Excerpt
§

A teen with cancer who has raised thousands of dollars for others is hoping kind-hearted Kiwis' will help fund the fight of her life.
Eva McGauley has raised more than more than $70,000 for others since she was diagnosed with nasopharyngeal cancer - a rare type of head and neck cancer - in February 2015.
Just 15 at the time, she was told she had a stage four tumour behind her cheek and nose and other tumours in the lymph nodes in her neck.
McGauley had intensive chemotherapy and radiotherapy and was told initially she was in remission. But she learned that her cancer had spread to her hip and a lymph node in her chest and that the disease was terminal.
For almost two years after the shattering diagnosis McGauley has continued to battle the illness while using her time to make a difference and help "create a world where I feel safe leaving my loved ones".
She set out to raise money for HELP, an Auckland-based sexual abuse assistance programme, and set up the charity Eva's Wish with the aim of stopping sexual violence and supporting survivors. The work has raised more than $70,000.
But now , a friend of the 18-year-old is appealing for Kiwis to help fund McGauley's treatment with a drug which she believes is keeping her alive - Keytruda.
Doctors had earlier suggested she try the immunotherapy drug as a last ditch-attempt in her cancer battle.

§

Tasks to carry out
- 1) In the article on Eva McGauley's cancer fight, rewrite the paragraph beginning "She set out to raise money for HELP" as a short bulleted list that keeps its main facts.
- 2) Write the next paragraph of the article on Eva McGauley's cancer fight, picking up right after its final sentence.
You won't need the entries.

Bounding box prediction entries
§

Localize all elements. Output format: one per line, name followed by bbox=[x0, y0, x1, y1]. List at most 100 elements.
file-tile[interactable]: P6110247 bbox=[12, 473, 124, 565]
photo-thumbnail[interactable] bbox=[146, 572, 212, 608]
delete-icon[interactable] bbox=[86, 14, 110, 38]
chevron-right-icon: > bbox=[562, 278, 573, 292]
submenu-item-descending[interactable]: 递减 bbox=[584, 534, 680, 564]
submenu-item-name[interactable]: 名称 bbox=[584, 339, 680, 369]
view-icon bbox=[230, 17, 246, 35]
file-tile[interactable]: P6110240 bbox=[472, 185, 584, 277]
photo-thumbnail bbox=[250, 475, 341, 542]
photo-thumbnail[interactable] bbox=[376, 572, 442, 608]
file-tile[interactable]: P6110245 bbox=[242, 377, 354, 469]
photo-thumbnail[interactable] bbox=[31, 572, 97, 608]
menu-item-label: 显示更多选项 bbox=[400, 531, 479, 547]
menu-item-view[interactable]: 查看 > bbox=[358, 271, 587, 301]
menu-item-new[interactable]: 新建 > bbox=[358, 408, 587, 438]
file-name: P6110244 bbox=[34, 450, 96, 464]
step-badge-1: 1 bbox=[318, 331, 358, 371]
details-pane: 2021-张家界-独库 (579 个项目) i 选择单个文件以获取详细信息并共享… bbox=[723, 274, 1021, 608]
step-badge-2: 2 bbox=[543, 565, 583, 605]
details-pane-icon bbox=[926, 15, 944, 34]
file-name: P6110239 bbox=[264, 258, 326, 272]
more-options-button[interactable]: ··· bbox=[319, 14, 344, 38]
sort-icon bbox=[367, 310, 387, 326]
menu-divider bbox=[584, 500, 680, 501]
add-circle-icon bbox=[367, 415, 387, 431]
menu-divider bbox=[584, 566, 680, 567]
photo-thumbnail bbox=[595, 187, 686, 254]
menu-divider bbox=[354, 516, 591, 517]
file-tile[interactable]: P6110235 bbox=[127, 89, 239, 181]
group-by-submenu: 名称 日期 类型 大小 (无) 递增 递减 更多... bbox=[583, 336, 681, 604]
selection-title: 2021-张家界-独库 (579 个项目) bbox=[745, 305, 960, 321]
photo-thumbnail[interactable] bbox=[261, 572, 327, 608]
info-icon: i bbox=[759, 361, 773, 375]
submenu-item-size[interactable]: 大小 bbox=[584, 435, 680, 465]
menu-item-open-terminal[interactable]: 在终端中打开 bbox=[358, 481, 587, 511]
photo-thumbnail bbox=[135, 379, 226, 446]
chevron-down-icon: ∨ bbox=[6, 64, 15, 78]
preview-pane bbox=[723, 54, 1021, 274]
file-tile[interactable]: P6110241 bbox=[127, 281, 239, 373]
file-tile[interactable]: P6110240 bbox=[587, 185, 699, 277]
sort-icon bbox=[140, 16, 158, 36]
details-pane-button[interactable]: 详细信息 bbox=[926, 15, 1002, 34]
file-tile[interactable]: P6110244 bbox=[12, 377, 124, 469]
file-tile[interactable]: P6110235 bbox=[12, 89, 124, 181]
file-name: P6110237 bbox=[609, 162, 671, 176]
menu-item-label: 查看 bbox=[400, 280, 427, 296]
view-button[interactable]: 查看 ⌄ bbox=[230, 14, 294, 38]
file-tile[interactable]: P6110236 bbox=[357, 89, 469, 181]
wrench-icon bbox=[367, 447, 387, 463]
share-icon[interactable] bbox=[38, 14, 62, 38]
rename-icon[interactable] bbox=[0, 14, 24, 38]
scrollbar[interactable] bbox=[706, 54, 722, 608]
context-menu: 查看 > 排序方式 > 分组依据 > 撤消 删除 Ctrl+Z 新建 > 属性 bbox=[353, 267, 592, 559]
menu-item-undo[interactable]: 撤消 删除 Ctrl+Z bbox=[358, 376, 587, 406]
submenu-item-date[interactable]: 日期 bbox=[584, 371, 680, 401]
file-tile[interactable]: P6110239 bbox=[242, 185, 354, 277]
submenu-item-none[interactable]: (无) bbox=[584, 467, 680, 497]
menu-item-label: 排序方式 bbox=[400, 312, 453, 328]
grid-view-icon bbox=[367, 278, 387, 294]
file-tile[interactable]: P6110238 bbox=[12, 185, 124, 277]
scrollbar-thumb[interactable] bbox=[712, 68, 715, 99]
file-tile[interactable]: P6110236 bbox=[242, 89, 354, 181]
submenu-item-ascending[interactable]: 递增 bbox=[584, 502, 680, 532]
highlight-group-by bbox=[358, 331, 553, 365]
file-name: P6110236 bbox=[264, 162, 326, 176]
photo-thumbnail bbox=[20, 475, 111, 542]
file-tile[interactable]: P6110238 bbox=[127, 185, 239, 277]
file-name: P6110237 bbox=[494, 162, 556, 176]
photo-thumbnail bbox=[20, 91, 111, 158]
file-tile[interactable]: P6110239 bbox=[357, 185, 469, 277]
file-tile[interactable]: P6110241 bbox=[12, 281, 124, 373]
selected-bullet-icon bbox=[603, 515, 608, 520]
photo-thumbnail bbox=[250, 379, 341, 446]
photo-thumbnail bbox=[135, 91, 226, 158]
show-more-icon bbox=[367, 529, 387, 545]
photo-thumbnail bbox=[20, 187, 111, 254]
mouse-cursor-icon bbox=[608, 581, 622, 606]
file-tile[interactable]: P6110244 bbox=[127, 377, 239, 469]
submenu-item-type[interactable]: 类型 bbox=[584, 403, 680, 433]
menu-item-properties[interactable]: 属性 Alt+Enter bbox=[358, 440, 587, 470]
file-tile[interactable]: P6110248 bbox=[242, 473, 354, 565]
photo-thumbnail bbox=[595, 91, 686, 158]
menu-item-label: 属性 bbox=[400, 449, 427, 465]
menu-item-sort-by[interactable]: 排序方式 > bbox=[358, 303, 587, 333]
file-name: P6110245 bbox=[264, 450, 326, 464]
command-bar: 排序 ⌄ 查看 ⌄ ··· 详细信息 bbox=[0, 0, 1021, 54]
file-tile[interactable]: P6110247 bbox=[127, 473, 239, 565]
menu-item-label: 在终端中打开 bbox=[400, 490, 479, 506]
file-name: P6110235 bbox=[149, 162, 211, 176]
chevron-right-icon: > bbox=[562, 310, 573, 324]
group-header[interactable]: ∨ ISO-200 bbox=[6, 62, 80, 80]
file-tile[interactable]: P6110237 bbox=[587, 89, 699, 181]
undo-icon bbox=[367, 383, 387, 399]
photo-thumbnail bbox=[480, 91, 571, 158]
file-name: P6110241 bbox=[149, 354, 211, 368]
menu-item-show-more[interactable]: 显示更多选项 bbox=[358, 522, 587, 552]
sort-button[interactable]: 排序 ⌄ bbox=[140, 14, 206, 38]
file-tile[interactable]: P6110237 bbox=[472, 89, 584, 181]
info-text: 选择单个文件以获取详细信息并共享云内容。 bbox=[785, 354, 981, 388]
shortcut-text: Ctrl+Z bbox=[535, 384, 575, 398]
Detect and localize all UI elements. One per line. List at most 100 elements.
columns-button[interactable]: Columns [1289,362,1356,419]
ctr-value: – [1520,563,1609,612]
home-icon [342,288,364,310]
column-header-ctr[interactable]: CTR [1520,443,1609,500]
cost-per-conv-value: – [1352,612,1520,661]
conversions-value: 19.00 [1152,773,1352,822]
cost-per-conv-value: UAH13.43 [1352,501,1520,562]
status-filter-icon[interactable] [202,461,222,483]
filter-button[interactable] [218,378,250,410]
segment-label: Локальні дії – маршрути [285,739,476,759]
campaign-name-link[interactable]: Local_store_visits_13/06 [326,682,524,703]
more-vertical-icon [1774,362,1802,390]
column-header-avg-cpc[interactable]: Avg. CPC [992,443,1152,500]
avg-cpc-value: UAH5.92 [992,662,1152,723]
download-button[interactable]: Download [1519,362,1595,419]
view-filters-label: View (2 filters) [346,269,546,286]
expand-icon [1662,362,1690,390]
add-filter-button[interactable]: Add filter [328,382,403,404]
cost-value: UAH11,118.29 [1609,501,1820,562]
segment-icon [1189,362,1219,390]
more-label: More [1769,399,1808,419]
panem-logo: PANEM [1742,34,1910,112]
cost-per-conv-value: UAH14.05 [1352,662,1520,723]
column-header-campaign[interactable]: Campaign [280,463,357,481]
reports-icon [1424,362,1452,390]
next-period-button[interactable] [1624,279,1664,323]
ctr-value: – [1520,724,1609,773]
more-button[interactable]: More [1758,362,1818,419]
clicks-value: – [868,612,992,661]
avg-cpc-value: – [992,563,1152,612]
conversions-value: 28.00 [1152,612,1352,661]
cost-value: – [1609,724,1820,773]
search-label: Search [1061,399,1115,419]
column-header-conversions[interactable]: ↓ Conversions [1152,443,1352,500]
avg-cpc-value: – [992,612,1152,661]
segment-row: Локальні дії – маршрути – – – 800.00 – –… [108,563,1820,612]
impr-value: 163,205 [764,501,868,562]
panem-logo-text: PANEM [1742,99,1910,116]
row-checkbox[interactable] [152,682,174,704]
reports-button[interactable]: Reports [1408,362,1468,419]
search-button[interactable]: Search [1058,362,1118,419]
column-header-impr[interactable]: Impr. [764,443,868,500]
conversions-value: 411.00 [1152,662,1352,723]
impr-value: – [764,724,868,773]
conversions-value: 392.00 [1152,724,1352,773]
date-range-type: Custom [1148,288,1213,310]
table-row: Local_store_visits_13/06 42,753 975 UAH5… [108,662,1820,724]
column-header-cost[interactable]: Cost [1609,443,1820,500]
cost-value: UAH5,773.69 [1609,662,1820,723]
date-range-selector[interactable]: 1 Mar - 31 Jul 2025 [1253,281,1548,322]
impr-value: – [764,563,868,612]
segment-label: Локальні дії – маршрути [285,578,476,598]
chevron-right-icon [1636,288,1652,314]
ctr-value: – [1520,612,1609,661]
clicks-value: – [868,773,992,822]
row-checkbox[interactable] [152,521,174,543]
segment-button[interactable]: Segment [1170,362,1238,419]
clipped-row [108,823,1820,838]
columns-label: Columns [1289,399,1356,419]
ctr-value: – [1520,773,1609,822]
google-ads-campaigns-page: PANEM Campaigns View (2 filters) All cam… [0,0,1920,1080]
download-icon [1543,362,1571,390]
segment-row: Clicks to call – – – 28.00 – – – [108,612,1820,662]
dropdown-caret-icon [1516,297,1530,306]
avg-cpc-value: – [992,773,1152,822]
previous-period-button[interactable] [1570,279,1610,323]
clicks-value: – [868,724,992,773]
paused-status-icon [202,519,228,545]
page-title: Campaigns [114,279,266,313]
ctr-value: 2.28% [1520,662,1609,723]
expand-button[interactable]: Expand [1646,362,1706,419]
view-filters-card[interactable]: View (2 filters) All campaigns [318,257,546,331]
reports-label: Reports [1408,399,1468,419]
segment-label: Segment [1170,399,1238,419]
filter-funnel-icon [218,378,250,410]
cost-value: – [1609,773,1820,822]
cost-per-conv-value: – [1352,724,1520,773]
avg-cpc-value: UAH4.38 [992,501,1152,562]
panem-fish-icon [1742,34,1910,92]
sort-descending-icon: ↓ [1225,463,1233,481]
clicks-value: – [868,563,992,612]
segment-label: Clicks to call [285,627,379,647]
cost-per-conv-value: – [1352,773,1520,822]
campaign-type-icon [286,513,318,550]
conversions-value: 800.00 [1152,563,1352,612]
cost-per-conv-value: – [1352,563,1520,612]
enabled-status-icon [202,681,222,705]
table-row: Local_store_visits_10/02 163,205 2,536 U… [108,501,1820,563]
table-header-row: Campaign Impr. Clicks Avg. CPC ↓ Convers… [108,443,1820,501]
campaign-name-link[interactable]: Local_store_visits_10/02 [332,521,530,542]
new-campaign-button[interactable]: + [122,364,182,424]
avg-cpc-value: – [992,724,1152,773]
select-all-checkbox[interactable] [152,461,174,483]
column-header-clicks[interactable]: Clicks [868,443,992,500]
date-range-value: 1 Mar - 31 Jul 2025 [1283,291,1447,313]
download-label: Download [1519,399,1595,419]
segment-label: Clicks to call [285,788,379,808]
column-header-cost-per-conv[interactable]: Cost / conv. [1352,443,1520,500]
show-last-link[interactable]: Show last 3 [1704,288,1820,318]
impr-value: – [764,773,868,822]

§

Task-by-task outputs
- 1)
- Raised money for HELP, an Auckland-based sexual abuse assistance programme
- Set up the charity Eva's Wish to stop sexual violence and support survivors
- Together, these efforts have raised more than $70,000

- 2)
Before she started taking the drug she had a few large tumours which caused her pain and a bunch of little ones floating around.
"I had too many tumours to remember. It had metastasised, I had them all around my body," she told the Herald on Sunday.
Three months later they were all gone.
While the chemo had become too much for her body to handle, Keytruda had surprisingly few side effects and was giving Eva a quality of life she hadn't had in years.
"I haven't felt anything except for maybe a little bit of tiredness," Eva said.
It was uncharted territory, she said. But there was hope.
"I'm able to think about the future for the first time."
Keytruda worked wonders for many patients with terminal melanoma and was now being used to treat some lung, brain and bowel cancers.
It hadn't been used much for nasopharyngeal carcinoma but they decided to give it a try.
But the treatment comes at a cost – one she and her family are struggling to afford.
Pharmac agreed to fund the drug for melanoma patients after an outcry last year but everyone else has to go through the private hospital system.
Eva goes to Palmerston North for treatment every three weeks and the drug alone costs $4600 a pop.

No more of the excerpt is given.